◆ PROBLEM STATEMENT
Find each line with the string "that" and report it.

◆ SUPPLIED INFORMATION
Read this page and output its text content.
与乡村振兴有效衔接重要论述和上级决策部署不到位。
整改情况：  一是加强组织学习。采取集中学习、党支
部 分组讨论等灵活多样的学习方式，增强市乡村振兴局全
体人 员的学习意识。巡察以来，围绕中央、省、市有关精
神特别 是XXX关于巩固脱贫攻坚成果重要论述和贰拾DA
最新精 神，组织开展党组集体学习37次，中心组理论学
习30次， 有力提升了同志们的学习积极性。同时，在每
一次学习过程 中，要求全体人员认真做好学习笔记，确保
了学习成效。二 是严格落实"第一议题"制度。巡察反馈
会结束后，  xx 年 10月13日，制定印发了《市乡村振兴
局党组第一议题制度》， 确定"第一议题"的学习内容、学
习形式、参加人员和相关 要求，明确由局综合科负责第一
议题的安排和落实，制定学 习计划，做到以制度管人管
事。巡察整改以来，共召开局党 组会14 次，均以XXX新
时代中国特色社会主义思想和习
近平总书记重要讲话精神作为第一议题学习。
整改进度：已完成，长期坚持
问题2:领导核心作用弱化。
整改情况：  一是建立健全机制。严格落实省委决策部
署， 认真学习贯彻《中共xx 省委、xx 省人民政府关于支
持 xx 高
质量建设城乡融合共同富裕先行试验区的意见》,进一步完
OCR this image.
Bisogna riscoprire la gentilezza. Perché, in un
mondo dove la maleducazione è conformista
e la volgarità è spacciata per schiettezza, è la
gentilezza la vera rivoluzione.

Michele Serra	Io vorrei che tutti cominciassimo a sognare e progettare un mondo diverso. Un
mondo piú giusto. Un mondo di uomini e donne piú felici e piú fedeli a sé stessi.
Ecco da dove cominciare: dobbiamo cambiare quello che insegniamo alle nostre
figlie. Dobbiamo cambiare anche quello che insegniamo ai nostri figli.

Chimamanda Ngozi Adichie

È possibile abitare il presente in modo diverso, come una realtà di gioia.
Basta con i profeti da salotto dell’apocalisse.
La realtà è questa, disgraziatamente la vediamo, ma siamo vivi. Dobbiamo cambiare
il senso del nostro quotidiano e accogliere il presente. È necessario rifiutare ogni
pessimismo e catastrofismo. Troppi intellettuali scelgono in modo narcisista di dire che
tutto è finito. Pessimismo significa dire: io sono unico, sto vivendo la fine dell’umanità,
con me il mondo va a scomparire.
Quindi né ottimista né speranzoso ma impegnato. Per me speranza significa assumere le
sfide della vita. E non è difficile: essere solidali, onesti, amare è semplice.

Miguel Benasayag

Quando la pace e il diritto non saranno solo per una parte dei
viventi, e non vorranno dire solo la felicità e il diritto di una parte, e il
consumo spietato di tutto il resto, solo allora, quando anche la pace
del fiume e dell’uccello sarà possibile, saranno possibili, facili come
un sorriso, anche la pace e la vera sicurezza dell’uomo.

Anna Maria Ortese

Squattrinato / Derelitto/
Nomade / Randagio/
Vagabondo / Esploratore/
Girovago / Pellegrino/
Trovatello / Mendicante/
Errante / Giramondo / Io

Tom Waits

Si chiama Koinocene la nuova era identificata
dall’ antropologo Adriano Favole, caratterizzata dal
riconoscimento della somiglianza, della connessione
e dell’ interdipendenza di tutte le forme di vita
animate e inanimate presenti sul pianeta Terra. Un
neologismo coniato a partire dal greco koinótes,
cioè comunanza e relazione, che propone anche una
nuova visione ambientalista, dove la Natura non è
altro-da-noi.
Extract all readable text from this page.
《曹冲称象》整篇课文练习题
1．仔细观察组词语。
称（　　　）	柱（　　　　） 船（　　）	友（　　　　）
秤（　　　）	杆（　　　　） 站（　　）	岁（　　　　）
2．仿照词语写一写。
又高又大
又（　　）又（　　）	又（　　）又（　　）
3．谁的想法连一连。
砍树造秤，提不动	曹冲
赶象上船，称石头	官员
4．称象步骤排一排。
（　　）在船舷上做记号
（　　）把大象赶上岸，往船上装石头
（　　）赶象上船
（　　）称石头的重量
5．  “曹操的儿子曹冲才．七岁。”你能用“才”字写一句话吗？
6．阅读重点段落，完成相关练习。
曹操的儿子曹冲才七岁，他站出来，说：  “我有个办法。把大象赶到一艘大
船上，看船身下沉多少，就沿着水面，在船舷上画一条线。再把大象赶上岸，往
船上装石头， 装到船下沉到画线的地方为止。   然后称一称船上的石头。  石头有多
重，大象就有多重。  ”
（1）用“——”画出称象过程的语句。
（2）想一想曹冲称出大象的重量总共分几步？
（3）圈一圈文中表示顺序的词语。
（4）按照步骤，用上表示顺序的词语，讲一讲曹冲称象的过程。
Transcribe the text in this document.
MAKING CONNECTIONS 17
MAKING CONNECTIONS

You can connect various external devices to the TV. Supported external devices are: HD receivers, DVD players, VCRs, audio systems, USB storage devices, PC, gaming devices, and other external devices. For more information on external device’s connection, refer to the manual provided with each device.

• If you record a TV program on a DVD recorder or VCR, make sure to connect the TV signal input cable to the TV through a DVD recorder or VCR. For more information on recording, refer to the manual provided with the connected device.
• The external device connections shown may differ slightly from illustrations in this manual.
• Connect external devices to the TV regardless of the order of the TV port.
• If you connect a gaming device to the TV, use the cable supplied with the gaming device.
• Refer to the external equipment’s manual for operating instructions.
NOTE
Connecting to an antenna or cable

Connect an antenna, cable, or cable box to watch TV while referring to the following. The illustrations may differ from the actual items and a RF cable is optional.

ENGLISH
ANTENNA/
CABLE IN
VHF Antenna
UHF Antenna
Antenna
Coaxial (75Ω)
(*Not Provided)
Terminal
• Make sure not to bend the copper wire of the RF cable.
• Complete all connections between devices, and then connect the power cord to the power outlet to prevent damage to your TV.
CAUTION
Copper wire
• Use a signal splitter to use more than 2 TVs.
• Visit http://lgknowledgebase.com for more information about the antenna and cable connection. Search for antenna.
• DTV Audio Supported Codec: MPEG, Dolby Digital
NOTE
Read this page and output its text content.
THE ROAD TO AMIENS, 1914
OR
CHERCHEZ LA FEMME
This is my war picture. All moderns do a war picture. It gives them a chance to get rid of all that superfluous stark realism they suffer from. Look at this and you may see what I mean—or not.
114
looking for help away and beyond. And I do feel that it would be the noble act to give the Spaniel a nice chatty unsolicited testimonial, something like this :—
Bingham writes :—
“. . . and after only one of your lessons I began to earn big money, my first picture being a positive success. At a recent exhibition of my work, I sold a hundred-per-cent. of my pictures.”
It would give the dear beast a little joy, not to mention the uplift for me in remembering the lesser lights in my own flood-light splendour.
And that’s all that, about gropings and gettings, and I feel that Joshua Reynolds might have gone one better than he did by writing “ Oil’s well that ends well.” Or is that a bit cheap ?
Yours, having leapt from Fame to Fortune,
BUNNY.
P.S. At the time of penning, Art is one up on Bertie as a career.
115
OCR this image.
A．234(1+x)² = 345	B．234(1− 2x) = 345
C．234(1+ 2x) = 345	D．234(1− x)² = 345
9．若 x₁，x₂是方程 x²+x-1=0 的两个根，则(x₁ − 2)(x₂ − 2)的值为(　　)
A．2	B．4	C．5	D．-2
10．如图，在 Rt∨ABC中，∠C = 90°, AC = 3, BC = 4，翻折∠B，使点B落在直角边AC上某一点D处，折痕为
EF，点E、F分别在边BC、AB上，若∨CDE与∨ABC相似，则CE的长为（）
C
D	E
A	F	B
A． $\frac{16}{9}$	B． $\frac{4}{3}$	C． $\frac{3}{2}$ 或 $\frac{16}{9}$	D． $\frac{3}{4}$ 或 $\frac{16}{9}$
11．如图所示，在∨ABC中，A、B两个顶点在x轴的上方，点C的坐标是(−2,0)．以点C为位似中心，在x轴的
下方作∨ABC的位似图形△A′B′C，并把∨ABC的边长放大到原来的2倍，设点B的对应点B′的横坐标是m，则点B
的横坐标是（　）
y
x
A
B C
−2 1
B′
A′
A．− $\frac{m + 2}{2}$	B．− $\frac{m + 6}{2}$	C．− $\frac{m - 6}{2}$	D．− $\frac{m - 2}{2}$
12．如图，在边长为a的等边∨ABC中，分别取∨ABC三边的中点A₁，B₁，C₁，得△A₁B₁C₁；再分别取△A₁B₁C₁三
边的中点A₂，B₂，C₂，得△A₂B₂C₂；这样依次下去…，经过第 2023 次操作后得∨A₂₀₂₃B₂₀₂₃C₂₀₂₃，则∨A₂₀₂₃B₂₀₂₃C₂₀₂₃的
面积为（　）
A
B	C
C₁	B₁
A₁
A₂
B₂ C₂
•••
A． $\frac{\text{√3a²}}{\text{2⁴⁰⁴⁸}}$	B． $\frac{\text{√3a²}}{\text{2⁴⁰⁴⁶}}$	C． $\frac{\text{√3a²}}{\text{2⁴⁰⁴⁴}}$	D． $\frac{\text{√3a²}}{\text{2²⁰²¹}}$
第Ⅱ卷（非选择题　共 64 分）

◆ TASK RESPONSE
This is my war picture. All moderns do a war picture. It gives them a chance to get rid of all that superfluous stark realism they suffer from. Look at this and you may see what I mean—or not.
looking for help away and beyond. And I do feel that it would be the noble act to give the Spaniel a nice chatty unsolicited testimonial, something like this :—
And that’s all that, about gropings and gettings, and I feel that Joshua Reynolds might have gone one better than he did by writing “ Oil’s well that ends well.” Or is that a bit cheap ?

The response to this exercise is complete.